» PROBLEM DESCRIPTION: Return every record below exactly as written, omitting any pictures.

» MATERIAL TO PROCESS:
◆ ◆ ◆ ◆ ◆ ◆ ◆

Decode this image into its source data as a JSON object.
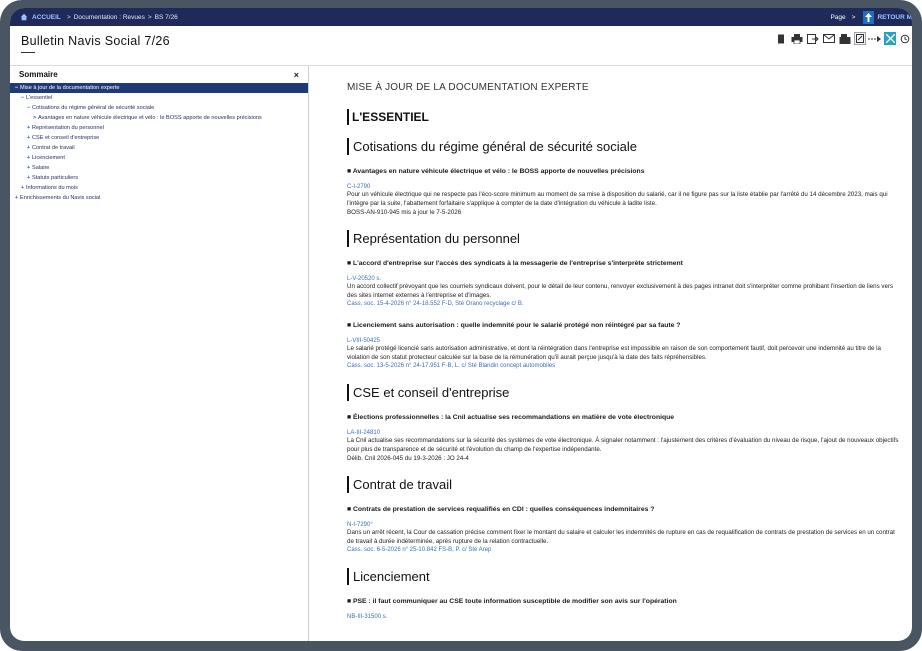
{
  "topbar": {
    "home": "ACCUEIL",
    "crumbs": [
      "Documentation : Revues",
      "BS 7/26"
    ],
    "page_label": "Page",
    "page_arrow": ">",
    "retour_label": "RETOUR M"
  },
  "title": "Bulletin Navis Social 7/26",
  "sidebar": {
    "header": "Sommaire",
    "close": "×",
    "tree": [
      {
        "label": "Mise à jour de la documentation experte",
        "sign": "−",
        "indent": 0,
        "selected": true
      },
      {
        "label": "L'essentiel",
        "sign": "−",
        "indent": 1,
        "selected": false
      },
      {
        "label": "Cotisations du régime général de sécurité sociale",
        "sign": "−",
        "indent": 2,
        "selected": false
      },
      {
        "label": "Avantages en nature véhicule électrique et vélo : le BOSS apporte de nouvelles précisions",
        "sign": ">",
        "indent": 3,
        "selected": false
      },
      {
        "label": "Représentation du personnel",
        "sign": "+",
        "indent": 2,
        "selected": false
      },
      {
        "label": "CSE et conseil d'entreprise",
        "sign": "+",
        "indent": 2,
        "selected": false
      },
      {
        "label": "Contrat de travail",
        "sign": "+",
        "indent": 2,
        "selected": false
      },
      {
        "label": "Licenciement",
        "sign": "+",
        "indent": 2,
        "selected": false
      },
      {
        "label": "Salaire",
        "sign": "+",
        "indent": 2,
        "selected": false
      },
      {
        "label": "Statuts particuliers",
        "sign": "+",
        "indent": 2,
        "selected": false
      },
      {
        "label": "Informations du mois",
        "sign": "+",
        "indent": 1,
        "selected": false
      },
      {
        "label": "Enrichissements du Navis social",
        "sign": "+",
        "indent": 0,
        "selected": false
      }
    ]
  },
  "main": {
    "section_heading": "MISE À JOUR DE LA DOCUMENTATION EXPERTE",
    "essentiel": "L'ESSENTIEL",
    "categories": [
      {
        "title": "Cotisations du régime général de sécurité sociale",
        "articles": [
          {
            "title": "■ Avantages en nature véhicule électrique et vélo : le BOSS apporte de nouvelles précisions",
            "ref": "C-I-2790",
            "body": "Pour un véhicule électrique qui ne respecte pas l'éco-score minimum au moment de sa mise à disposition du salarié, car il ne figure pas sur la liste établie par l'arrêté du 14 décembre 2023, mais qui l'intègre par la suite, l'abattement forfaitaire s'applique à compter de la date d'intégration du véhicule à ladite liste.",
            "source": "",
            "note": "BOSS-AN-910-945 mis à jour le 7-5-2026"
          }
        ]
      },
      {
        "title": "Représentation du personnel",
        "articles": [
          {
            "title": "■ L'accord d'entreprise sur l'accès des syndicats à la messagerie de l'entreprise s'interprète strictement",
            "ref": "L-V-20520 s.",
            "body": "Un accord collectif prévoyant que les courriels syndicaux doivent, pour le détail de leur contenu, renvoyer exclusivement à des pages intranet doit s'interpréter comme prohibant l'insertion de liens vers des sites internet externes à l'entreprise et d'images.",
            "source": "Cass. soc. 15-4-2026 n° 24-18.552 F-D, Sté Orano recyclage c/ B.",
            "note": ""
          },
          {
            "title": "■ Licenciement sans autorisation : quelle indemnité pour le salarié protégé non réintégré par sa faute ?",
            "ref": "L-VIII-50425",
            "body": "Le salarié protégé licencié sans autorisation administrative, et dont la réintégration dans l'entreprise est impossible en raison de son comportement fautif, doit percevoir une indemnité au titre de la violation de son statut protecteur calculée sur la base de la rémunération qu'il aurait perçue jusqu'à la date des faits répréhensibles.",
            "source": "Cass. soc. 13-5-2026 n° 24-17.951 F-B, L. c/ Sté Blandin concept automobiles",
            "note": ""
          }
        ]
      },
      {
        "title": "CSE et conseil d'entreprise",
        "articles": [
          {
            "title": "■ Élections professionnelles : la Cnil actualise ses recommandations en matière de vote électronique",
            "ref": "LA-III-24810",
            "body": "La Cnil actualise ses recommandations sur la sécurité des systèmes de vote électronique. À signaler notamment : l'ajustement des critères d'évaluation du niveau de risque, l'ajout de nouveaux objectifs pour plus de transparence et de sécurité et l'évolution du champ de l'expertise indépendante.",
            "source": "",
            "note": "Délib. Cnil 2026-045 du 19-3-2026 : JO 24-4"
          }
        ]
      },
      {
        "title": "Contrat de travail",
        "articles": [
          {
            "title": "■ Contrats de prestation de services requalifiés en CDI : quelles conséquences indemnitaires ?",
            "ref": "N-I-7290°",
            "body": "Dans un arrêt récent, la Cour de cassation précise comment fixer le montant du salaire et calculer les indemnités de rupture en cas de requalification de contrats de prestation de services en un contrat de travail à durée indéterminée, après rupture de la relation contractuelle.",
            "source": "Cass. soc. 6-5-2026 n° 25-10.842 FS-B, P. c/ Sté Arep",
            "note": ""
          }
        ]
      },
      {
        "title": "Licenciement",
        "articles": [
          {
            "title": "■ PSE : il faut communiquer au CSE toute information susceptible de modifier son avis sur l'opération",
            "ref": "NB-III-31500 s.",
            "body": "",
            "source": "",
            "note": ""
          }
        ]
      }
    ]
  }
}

◆ ◆ ◆ ◆ ◆ ◆ ◆

» SOLUTION:
Decode this image into its source data as a JSON object.
{
  "topbar": {
    "home": "ACCUEIL",
    "crumbs": [
      "Documentation : Revues",
      "BS 7/26"
    ],
    "page_label": "Page",
    "page_arrow": ">",
    "retour_label": "RETOUR M"
  },
  "title": "Bulletin Navis Social 7/26",
  "sidebar": {
    "header": "Sommaire",
    "close": "×",
    "tree": [
      {
        "label": "Mise à jour de la documentation experte",
        "sign": "−",
        "indent": 0,
        "selected": true
      },
      {
        "label": "L'essentiel",
        "sign": "−",
        "indent": 1,
        "selected": false
      },
      {
        "label": "Cotisations du régime général de sécurité sociale",
        "sign": "−",
        "indent": 2,
        "selected": false
      },
      {
        "label": "Avantages en nature véhicule électrique et vélo : le BOSS apporte de nouvelles précisions",
        "sign": ">",
        "indent": 3,
        "selected": false
      },
      {
        "label": "Représentation du personnel",
        "sign": "+",
        "indent": 2,
        "selected": false
      },
      {
        "label": "CSE et conseil d'entreprise",
        "sign": "+",
        "indent": 2,
        "selected": false
      },
      {
        "label": "Contrat de travail",
        "sign": "+",
        "indent": 2,
        "selected": false
      },
      {
        "label": "Licenciement",
        "sign": "+",
        "indent": 2,
        "selected": false
      },
      {
        "label": "Salaire",
        "sign": "+",
        "indent": 2,
        "selected": false
      },
      {
        "label": "Statuts particuliers",
        "sign": "+",
        "indent": 2,
        "selected": false
      },
      {
        "label": "Informations du mois",
        "sign": "+",
        "indent": 1,
        "selected": false
      },
      {
        "label": "Enrichissements du Navis social",
        "sign": "+",
        "indent": 0,
        "selected": false
      }
    ]
  },
  "main": {
    "section_heading": "MISE À JOUR DE LA DOCUMENTATION EXPERTE",
    "essentiel": "L'ESSENTIEL",
    "categories": [
      {
        "title": "Cotisations du régime général de sécurité sociale",
        "articles": [
          {
            "title": "■ Avantages en nature véhicule électrique et vélo : le BOSS apporte de nouvelles précisions",
            "ref": "C-I-2790",
            "body": "Pour un véhicule électrique qui ne respecte pas l'éco-score minimum au moment de sa mise à disposition du salarié, car il ne figure pas sur la liste établie par l'arrêté du 14 décembre 2023, mais qui l'intègre par la suite, l'abattement forfaitaire s'applique à compter de la date d'intégration du véhicule à ladite liste.",
            "source": "",
            "note": "BOSS-AN-910-945 mis à jour le 7-5-2026"
          }
        ]
      },
      {
        "title": "Représentation du personnel",
        "articles": [
          {
            "title": "■ L'accord d'entreprise sur l'accès des syndicats à la messagerie de l'entreprise s'interprète strictement",
            "ref": "L-V-20520 s.",
            "body": "Un accord collectif prévoyant que les courriels syndicaux doivent, pour le détail de leur contenu, renvoyer exclusivement à des pages intranet doit s'interpréter comme prohibant l'insertion de liens vers des sites internet externes à l'entreprise et d'images.",
            "source": "Cass. soc. 15-4-2026 n° 24-18.552 F-D, Sté Orano recyclage c/ B.",
            "note": ""
          },
          {
            "title": "■ Licenciement sans autorisation : quelle indemnité pour le salarié protégé non réintégré par sa faute ?",
            "ref": "L-VIII-50425",
            "body": "Le salarié protégé licencié sans autorisation administrative, et dont la réintégration dans l'entreprise est impossible en raison de son comportement fautif, doit percevoir une indemnité au titre de la violation de son statut protecteur calculée sur la base de la rémunération qu'il aurait perçue jusqu'à la date des faits répréhensibles.",
            "source": "Cass. soc. 13-5-2026 n° 24-17.951 F-B, L. c/ Sté Blandin concept automobiles",
            "note": ""
          }
        ]
      },
      {
        "title": "CSE et conseil d'entreprise",
        "articles": [
          {
            "title": "■ Élections professionnelles : la Cnil actualise ses recommandations en matière de vote électronique",
            "ref": "LA-III-24810",
            "body": "La Cnil actualise ses recommandations sur la sécurité des systèmes de vote électronique. À signaler notamment : l'ajustement des critères d'évaluation du niveau de risque, l'ajout de nouveaux objectifs pour plus de transparence et de sécurité et l'évolution du champ de l'expertise indépendante.",
            "source": "",
            "note": "Délib. Cnil 2026-045 du 19-3-2026 : JO 24-4"
          }
        ]
      },
      {
        "title": "Contrat de travail",
        "articles": [
          {
            "title": "■ Contrats de prestation de services requalifiés en CDI : quelles conséquences indemnitaires ?",
            "ref": "N-I-7290°",
            "body": "Dans un arrêt récent, la Cour de cassation précise comment fixer le montant du salaire et calculer les indemnités de rupture en cas de requalification de contrats de prestation de services en un contrat de travail à durée indéterminée, après rupture de la relation contractuelle.",
            "source": "Cass. soc. 6-5-2026 n° 25-10.842 FS-B, P. c/ Sté Arep",
            "note": ""
          }
        ]
      },
      {
        "title": "Licenciement",
        "articles": [
          {
            "title": "■ PSE : il faut communiquer au CSE toute information susceptible de modifier son avis sur l'opération",
            "ref": "NB-III-31500 s.",
            "body": "",
            "source": "",
            "note": ""
          }
        ]
      }
    ]
  }
}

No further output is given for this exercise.